| TASK BRIEF |
Exactly as they appear, output all of the entries.

(Saved entries)

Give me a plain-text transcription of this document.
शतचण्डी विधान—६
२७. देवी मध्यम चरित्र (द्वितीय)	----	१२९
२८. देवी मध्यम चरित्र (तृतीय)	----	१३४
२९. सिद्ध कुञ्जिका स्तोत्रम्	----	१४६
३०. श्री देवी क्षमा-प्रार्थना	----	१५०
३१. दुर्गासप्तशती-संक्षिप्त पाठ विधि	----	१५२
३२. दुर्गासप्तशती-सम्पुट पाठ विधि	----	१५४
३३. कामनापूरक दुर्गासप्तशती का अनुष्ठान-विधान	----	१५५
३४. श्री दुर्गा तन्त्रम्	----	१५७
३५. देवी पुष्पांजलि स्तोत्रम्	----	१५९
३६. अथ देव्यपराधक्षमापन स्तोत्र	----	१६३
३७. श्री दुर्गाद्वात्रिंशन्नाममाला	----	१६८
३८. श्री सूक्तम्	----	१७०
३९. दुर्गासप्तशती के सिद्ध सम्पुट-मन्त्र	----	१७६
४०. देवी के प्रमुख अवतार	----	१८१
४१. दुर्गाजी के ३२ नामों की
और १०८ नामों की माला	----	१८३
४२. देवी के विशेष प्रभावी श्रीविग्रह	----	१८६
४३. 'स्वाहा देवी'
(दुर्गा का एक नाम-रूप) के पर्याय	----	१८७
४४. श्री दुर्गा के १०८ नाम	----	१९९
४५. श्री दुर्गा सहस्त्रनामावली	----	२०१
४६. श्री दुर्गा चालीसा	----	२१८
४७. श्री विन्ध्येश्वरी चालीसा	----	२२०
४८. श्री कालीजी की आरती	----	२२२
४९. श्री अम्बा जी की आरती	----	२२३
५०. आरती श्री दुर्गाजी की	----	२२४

| SOLUTION FOR THIS EXERCISE |
Give me a plain-text transcription of this document.
शतचण्डी विधान—६
२७. देवी मध्यम चरित्र (द्वितीय)	----	१२९
२८. देवी मध्यम चरित्र (तृतीय)	----	१३४
२९. सिद्ध कुञ्जिका स्तोत्रम्	----	१४६
३०. श्री देवी क्षमा-प्रार्थना	----	१५०
३१. दुर्गासप्तशती-संक्षिप्त पाठ विधि	----	१५२
३२. दुर्गासप्तशती-सम्पुट पाठ विधि	----	१५४
३३. कामनापूरक दुर्गासप्तशती का अनुष्ठान-विधान	----	१५५
३४. श्री दुर्गा तन्त्रम्	----	१५७
३५. देवी पुष्पांजलि स्तोत्रम्	----	१५९
३६. अथ देव्यपराधक्षमापन स्तोत्र	----	१६३
३७. श्री दुर्गाद्वात्रिंशन्नाममाला	----	१६८
३८. श्री सूक्तम्	----	१७०
३९. दुर्गासप्तशती के सिद्ध सम्पुट-मन्त्र	----	१७६
४०. देवी के प्रमुख अवतार	----	१८१
४१. दुर्गाजी के ३२ नामों की
और १०८ नामों की माला	----	१८३
४२. देवी के विशेष प्रभावी श्रीविग्रह	----	१८६
४३. 'स्वाहा देवी'
(दुर्गा का एक नाम-रूप) के पर्याय	----	१८७
४४. श्री दुर्गा के १०८ नाम	----	१९९
४५. श्री दुर्गा सहस्त्रनामावली	----	२०१
४६. श्री दुर्गा चालीसा	----	२१८
४७. श्री विन्ध्येश्वरी चालीसा	----	२२०
४८. श्री कालीजी की आरती	----	२२२
४९. श्री अम्बा जी की आरती	----	२२३
५०. आरती श्री दुर्गाजी की	----	२२४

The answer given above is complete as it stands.